= Article =
Gap Year Association: Trend Goes Beyond Malia Obama
The growing popularity of gap years, which received additional attention because of Malia Obama's decision to take one before she attends Harvard, highlights the reason why the American Gap Association exists. Here's how the group is working to expand interest in the practice.
When Malia Obama announced earlier this month that she will be taking a gap year before heading to Harvard, the president’s daughter highlighted the growth of a much larger trend.
Another sign of the trend’s increasing popularity with college-bound students is the existence of the American Gap Association, which does research on the practice of taking a year between high school and college as well as provides resources to and accredits gap-year programs that encourage travel and time for new experiences before diving into the rigors of college or the working world.
Founded in 2012, AGA also establishes and updates the standards that its accredited member organizations adhere to, educates people on the value of gap years, and provides information on financial resources that help students embark on this year of self-discovery.

= Data extract =

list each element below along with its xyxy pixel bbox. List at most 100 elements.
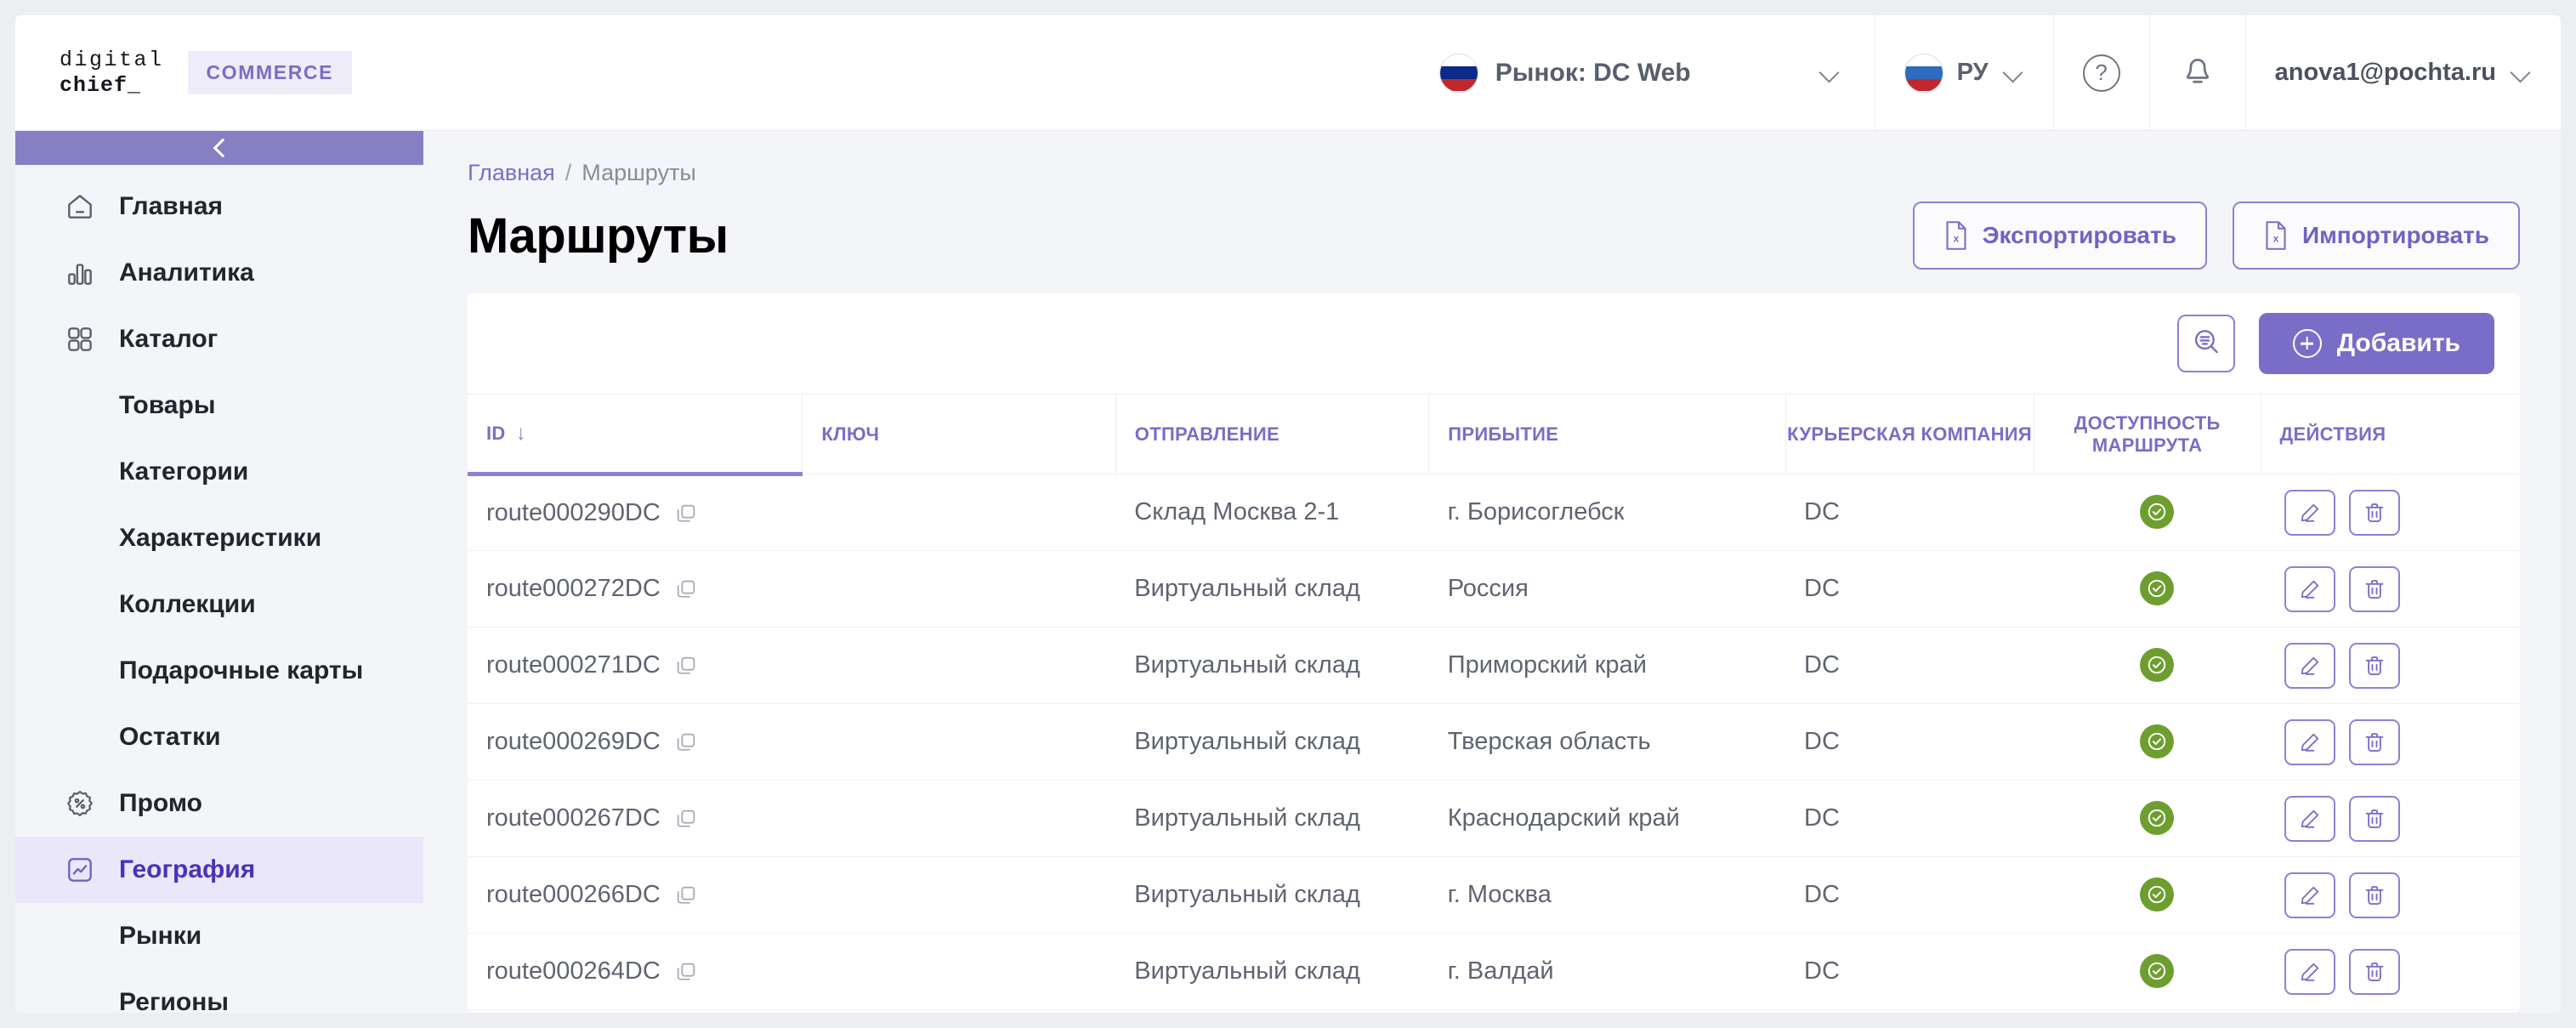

= Written exercise 1 =
Reproduce a passage of the gap-year article word for word, beginning at the words "Gap Year Association: Trend" and stopping after "the working world.".
= Written exercise 2 =
Write the next part of the gap-year article, picking up right after its last sentence.
The data is separate material with no connection to the gap-year article.

= Right answer 1 =
Gap Year Association: Trend Goes Beyond Malia Obama
The growing popularity of gap years, which received additional attention because of Malia Obama's decision to take one before she attends Harvard, highlights the reason why the American Gap Association exists. Here's how the group is working to expand interest in the practice.
When Malia Obama announced earlier this month that she will be taking a gap year before heading to Harvard, the president’s daughter highlighted the growth of a much larger trend.
Another sign of the trend’s increasing popularity with college-bound students is the existence of the American Gap Association, which does research on the practice of taking a year between high school and college as well as provides resources to and accredits gap-year programs that encourage travel and time for new experiences before diving into the rigors of college or the working world.

= Right answer 2 =
In a recent interview with Travel Weekly, Ethan Knight, the founder and executive director of AGA, noted that the hardest part of taking a gap year is understanding what’s out there and what options are best for students.
“I had seen a lot of people say they were interested in a gap year, loved the concept, but they didn’t know what good gap year programs were,” Knight said.
That concern may be one of the reasons that gap-year programs are still looked at skeptically by many people in the United States. As The New York Times reports, gap years are far more popular in the U.K., where more than 200,000 students engage in this practice, than in the U.S., where 30,000 students partake in the trend.
One change that’s boosting the idea, according to Knight, is the fact that many schools are treating gap years less as a detriment to their bottom line and more as a benefit for students. Indeed, Knight says, schools like Washington, DC’s American University offer gap-year programs of their own.
“It used to be that we would always advise [students to] apply to school, get accepted, defer and don’t mention that you’re taking a gap year until you have that letter of acceptance in your hand,” Knight told Travel Weekly. “What we’re seeing now is that trend is shifting. Students are being encouraged to actually say during the application process that they are taking a gap year.”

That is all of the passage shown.